### Data entries for graphics

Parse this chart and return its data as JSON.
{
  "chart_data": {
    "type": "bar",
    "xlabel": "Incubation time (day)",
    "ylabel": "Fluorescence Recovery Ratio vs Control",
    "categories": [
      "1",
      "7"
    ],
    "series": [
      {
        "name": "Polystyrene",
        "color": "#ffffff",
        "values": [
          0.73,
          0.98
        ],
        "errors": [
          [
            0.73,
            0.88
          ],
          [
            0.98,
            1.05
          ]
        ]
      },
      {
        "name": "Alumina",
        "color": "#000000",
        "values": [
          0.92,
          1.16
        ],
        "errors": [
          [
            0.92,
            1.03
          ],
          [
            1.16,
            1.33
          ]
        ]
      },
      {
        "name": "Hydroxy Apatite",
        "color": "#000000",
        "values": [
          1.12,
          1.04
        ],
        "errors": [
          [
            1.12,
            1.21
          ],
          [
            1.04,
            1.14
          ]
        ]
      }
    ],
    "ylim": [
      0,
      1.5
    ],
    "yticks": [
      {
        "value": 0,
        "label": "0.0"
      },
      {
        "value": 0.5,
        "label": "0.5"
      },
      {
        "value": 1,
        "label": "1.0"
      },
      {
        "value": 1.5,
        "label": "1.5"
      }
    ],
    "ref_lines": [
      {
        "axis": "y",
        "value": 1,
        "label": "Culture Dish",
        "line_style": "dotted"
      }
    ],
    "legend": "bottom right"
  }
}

### INSTRUCTION
Write out all of the records above exactly as they appear.

### FINISHED TASK
Parse this chart and return its data as JSON.
{
  "chart_data": {
    "type": "bar",
    "xlabel": "Incubation time (day)",
    "ylabel": "Fluorescence Recovery Ratio vs Control",
    "categories": [
      "1",
      "7"
    ],
    "series": [
      {
        "name": "Polystyrene",
        "color": "#ffffff",
        "values": [
          0.73,
          0.98
        ],
        "errors": [
          [
            0.73,
            0.88
          ],
          [
            0.98,
            1.05
          ]
        ]
      },
      {
        "name": "Alumina",
        "color": "#000000",
        "values": [
          0.92,
          1.16
        ],
        "errors": [
          [
            0.92,
            1.03
          ],
          [
            1.16,
            1.33
          ]
        ]
      },
      {
        "name": "Hydroxy Apatite",
        "color": "#000000",
        "values": [
          1.12,
          1.04
        ],
        "errors": [
          [
            1.12,
            1.21
          ],
          [
            1.04,
            1.14
          ]
        ]
      }
    ],
    "ylim": [
      0,
      1.5
    ],
    "yticks": [
      {
        "value": 0,
        "label": "0.0"
      },
      {
        "value": 0.5,
        "label": "0.5"
      },
      {
        "value": 1,
        "label": "1.0"
      },
      {
        "value": 1.5,
        "label": "1.5"
      }
    ],
    "ref_lines": [
      {
        "axis": "y",
        "value": 1,
        "label": "Culture Dish",
        "line_style": "dotted"
      }
    ],
    "legend": "bottom right"
  }
}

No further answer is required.